Records from a dataset
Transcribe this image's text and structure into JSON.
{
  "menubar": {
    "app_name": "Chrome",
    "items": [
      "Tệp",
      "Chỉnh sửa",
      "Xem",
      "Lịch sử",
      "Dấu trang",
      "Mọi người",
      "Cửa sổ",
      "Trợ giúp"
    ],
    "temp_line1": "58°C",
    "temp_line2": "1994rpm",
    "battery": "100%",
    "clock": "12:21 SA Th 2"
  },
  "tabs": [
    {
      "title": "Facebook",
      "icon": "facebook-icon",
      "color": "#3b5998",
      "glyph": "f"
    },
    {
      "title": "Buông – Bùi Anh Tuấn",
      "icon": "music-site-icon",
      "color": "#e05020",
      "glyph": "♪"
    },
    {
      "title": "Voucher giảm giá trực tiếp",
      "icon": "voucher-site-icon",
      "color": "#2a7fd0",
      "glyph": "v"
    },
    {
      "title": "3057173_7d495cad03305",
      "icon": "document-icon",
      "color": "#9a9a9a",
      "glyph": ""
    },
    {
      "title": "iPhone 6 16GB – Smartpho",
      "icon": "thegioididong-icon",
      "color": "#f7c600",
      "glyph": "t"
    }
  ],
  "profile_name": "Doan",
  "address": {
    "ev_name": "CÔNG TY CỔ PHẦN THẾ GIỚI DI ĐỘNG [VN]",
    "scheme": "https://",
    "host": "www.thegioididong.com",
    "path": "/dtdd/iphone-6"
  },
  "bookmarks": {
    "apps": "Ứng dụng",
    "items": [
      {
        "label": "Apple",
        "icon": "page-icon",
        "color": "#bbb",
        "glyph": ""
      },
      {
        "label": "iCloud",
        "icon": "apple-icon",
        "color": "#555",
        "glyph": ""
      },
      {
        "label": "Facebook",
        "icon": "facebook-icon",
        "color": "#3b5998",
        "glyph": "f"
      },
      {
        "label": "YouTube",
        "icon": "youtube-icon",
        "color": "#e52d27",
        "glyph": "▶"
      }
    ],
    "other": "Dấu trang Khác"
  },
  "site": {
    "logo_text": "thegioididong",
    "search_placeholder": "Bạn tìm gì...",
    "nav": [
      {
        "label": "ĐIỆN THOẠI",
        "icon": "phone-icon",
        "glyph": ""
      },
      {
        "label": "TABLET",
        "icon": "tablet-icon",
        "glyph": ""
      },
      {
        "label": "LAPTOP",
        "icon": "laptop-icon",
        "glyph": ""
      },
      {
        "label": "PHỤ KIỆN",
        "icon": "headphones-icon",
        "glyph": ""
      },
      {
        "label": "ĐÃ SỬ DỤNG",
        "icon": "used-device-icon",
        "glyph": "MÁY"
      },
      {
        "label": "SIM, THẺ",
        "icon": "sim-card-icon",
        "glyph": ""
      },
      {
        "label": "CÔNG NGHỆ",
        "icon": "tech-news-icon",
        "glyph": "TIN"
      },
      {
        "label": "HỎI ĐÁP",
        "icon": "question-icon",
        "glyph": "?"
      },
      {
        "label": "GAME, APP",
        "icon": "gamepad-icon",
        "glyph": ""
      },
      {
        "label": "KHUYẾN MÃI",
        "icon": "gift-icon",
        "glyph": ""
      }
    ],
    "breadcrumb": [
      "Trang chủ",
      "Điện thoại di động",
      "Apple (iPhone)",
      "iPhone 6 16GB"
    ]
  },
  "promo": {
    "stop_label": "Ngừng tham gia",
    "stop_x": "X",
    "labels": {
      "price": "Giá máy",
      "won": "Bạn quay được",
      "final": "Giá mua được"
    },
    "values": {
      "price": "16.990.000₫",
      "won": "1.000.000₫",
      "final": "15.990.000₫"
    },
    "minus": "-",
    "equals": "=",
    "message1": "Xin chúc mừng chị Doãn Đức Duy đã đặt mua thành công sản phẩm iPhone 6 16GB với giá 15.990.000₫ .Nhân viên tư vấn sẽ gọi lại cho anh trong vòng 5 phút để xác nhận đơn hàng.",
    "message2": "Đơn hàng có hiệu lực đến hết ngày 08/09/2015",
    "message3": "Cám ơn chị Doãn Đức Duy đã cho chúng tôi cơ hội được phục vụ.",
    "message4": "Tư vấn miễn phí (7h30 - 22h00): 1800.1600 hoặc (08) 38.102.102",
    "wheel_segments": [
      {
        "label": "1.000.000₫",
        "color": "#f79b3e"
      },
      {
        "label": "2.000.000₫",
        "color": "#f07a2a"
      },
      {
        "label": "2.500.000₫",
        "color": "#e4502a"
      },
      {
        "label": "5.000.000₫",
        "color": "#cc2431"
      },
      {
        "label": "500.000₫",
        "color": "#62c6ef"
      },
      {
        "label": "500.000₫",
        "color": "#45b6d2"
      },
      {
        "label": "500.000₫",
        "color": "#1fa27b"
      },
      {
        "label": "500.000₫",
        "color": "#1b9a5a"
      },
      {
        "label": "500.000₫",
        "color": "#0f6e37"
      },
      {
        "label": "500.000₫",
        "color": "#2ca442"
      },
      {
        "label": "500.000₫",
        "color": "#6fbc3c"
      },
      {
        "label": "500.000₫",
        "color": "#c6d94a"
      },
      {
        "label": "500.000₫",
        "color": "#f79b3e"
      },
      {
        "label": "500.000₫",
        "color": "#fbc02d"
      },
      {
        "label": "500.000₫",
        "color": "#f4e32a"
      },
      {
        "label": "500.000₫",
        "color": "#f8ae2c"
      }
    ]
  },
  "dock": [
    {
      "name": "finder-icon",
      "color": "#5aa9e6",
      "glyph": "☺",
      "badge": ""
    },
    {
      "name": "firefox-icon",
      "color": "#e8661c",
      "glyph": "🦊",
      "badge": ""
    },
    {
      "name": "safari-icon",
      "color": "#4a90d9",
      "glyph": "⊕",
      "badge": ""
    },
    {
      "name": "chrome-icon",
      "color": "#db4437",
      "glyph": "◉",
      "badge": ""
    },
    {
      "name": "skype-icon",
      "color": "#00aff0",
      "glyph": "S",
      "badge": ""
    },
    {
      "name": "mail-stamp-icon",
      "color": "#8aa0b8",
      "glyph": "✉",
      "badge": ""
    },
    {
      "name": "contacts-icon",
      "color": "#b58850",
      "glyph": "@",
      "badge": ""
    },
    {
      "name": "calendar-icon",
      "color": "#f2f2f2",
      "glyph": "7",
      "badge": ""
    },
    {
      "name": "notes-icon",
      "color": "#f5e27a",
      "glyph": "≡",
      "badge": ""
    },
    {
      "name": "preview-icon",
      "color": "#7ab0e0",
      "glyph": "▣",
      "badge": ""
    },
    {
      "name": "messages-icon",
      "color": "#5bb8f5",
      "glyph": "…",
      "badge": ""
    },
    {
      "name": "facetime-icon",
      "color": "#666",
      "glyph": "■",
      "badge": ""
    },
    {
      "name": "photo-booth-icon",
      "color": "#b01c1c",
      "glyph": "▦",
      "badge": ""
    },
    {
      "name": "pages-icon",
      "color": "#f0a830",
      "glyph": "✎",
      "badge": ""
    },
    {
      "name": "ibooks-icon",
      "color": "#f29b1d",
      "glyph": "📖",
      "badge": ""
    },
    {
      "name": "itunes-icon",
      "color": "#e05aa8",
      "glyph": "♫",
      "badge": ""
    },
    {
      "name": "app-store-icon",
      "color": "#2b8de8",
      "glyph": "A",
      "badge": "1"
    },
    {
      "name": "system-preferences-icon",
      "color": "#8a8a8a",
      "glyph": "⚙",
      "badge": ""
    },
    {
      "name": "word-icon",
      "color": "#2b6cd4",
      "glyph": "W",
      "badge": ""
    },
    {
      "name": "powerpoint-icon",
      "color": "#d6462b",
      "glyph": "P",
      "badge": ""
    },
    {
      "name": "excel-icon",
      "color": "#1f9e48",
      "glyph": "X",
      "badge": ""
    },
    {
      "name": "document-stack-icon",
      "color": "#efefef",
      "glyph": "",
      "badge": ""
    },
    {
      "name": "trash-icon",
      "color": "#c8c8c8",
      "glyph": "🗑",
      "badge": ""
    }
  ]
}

**PROBLEM DESCRIPTION**
State, as a number only, how many lines in the entries include "được".

**ANSWER FOR THE TASK**
3